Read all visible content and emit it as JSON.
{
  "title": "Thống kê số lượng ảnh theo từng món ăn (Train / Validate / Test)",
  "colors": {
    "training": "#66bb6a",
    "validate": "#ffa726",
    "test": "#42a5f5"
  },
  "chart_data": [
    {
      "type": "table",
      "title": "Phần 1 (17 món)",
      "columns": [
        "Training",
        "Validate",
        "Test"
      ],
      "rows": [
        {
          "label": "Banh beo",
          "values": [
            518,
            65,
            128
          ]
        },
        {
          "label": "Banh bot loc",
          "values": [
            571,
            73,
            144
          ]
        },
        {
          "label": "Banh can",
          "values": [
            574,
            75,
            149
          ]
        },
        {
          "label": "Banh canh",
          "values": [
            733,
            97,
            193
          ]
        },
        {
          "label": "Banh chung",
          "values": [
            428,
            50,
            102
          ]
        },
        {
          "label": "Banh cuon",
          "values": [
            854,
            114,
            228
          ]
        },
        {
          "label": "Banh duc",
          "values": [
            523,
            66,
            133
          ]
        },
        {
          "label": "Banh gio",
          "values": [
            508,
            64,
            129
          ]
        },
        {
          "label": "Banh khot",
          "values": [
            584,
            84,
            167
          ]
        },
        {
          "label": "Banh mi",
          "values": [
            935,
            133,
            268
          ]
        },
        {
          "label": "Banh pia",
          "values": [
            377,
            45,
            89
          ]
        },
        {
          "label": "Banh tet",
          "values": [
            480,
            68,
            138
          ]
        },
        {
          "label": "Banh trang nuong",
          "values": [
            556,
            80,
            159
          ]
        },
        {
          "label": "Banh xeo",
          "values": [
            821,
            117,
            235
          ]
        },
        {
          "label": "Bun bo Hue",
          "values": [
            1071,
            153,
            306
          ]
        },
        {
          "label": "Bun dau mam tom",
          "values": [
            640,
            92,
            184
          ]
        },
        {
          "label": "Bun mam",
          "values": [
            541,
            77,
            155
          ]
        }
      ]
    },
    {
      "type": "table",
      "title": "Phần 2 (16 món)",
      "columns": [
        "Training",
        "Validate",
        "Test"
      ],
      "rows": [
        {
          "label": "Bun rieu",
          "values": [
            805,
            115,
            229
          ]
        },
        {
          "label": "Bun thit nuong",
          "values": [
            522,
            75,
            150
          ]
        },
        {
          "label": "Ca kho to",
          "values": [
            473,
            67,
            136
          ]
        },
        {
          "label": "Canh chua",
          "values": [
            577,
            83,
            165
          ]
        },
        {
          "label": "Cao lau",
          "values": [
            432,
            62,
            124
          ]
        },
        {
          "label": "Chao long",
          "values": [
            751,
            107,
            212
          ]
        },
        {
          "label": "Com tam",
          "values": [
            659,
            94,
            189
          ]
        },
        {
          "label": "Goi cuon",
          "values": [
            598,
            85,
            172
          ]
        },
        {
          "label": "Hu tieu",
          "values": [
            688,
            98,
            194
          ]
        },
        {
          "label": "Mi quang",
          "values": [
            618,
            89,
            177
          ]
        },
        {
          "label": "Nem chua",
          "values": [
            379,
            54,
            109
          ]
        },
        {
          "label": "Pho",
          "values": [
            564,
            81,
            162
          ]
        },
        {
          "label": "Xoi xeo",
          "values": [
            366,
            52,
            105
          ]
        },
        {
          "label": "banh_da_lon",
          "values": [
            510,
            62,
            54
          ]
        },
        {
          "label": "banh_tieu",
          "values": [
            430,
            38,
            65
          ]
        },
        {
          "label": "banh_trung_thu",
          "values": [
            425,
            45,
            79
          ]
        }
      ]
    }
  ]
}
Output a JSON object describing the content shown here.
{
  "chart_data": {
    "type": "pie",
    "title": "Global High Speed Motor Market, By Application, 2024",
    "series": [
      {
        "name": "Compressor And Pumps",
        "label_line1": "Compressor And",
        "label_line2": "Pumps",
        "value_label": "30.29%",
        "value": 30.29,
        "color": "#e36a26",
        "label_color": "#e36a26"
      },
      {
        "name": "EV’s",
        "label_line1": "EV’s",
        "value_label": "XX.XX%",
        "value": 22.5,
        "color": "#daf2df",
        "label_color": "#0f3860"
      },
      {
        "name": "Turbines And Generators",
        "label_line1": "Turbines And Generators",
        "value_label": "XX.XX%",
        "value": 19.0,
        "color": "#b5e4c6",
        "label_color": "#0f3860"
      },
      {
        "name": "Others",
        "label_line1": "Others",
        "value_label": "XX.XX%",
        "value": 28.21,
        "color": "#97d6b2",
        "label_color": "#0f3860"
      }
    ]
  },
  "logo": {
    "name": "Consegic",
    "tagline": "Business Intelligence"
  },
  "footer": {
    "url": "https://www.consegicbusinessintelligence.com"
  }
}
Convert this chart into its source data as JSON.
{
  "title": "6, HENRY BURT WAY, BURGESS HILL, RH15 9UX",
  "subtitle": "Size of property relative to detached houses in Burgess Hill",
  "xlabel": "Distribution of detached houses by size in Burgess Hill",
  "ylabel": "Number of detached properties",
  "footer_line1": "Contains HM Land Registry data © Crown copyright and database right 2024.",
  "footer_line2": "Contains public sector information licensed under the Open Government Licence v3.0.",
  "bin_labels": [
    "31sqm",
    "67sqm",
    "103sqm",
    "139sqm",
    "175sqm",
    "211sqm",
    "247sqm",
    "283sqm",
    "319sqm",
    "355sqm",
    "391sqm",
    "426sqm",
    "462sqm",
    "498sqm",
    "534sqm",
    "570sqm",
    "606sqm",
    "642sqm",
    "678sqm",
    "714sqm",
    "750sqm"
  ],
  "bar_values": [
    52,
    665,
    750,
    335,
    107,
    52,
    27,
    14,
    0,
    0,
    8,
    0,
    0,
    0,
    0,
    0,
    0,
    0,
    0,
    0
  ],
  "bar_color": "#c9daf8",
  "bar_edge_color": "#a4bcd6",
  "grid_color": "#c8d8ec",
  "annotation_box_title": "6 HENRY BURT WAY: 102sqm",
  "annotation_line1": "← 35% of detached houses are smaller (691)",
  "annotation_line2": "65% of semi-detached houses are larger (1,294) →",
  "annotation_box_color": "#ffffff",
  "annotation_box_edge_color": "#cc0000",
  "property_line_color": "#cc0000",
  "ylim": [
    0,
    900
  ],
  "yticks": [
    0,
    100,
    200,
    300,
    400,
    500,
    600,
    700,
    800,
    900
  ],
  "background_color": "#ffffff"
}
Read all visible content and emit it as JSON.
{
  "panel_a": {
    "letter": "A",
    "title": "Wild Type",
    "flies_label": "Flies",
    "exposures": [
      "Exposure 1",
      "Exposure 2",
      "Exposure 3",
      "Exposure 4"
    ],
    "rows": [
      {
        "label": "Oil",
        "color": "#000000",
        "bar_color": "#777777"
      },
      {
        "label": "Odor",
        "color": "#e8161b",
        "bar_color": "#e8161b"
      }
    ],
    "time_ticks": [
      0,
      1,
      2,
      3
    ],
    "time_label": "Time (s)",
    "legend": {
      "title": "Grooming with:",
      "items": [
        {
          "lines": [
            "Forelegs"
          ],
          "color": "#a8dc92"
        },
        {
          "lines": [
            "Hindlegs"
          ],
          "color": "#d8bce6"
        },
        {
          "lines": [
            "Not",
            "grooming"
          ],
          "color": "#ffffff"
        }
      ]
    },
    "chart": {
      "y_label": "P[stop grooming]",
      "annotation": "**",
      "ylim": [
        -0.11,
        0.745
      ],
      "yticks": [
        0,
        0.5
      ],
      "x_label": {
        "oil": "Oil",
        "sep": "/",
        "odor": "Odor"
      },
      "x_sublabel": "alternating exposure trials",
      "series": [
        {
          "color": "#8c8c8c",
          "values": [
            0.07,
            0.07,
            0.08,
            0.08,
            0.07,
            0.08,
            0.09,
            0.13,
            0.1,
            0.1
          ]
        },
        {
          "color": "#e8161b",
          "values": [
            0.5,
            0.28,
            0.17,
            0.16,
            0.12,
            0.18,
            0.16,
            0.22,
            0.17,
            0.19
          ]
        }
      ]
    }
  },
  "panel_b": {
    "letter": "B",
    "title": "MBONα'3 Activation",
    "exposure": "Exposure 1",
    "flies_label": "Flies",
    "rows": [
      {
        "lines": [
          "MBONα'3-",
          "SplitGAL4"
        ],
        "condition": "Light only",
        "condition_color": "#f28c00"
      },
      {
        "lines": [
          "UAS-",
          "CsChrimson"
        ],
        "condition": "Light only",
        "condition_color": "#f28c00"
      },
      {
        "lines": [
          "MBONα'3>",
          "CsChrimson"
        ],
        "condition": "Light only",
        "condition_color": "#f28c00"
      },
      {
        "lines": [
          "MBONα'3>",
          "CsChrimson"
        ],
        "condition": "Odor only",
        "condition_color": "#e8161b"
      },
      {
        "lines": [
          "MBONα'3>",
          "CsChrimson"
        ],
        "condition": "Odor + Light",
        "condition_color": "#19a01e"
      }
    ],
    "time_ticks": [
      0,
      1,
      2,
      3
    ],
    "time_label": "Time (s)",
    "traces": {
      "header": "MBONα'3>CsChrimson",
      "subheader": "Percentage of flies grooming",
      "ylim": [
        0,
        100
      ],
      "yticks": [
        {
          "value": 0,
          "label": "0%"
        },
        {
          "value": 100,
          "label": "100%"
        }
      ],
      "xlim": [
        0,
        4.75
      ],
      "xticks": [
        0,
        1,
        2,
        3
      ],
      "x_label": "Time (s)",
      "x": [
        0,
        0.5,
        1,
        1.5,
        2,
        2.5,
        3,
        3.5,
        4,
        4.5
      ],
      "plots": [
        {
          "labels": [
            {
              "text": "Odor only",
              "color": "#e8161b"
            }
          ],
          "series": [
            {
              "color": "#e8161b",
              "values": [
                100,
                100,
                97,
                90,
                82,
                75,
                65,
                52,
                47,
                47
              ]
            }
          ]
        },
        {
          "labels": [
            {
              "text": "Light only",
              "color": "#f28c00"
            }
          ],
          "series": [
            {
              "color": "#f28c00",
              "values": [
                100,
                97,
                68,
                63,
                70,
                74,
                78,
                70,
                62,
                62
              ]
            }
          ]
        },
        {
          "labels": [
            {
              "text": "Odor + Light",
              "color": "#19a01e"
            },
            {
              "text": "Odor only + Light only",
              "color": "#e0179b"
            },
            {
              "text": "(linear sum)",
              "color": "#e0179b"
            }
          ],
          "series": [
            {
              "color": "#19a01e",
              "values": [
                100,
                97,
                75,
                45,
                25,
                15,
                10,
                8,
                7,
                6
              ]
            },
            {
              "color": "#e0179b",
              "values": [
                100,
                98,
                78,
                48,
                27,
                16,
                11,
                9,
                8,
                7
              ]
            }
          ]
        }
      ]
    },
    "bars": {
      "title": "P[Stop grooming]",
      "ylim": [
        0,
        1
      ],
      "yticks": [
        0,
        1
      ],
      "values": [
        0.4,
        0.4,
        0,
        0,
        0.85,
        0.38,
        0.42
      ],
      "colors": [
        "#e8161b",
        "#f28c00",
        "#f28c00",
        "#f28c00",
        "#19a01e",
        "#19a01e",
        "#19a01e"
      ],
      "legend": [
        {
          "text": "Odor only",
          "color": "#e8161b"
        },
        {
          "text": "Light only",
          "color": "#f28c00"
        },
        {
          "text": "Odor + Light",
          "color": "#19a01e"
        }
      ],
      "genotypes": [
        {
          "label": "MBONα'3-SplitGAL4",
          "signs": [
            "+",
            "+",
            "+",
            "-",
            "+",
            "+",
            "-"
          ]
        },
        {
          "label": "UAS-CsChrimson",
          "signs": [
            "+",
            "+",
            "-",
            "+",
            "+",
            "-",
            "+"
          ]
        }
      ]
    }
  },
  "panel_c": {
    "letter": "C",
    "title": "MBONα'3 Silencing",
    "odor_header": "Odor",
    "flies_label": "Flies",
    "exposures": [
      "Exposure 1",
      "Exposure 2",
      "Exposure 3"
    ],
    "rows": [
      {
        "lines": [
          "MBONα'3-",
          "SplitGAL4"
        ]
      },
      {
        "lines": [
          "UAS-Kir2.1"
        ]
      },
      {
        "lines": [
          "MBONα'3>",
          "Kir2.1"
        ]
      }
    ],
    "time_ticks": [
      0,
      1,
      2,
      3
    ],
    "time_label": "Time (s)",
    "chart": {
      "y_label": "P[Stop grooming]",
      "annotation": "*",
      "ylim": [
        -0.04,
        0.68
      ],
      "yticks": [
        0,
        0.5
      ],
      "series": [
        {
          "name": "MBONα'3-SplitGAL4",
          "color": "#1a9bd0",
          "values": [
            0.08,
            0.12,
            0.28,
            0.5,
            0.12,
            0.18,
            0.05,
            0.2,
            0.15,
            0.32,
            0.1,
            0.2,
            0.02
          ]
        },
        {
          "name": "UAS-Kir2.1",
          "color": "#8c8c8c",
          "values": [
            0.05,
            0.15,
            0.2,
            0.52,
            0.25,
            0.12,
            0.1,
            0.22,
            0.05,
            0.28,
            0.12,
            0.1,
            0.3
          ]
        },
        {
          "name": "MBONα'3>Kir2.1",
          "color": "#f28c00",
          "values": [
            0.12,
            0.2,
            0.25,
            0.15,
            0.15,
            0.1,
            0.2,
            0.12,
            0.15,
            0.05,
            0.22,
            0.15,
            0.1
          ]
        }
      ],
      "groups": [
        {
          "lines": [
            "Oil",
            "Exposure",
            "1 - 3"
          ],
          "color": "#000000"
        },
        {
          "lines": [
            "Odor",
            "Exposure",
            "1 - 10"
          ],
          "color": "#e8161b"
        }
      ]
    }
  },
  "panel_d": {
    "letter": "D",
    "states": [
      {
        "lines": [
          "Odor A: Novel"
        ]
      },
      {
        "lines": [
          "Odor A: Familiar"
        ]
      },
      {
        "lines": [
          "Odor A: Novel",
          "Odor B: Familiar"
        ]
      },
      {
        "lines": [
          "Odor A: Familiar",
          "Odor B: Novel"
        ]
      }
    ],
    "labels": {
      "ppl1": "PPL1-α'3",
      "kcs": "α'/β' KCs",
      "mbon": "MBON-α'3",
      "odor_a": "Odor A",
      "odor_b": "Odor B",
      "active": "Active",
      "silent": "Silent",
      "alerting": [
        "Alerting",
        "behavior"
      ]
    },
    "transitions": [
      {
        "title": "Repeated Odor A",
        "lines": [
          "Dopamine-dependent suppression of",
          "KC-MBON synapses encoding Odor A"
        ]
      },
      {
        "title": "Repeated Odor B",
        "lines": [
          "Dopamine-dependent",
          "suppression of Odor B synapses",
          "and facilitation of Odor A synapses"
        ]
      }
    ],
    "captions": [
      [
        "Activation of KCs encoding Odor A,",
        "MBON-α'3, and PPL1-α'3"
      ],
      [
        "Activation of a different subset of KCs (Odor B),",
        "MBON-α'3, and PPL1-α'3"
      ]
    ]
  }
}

- Your objective -
Determine the number of lines in the listing that contain the string "JSON". Write that number and nothing else.

- Exercise response -
4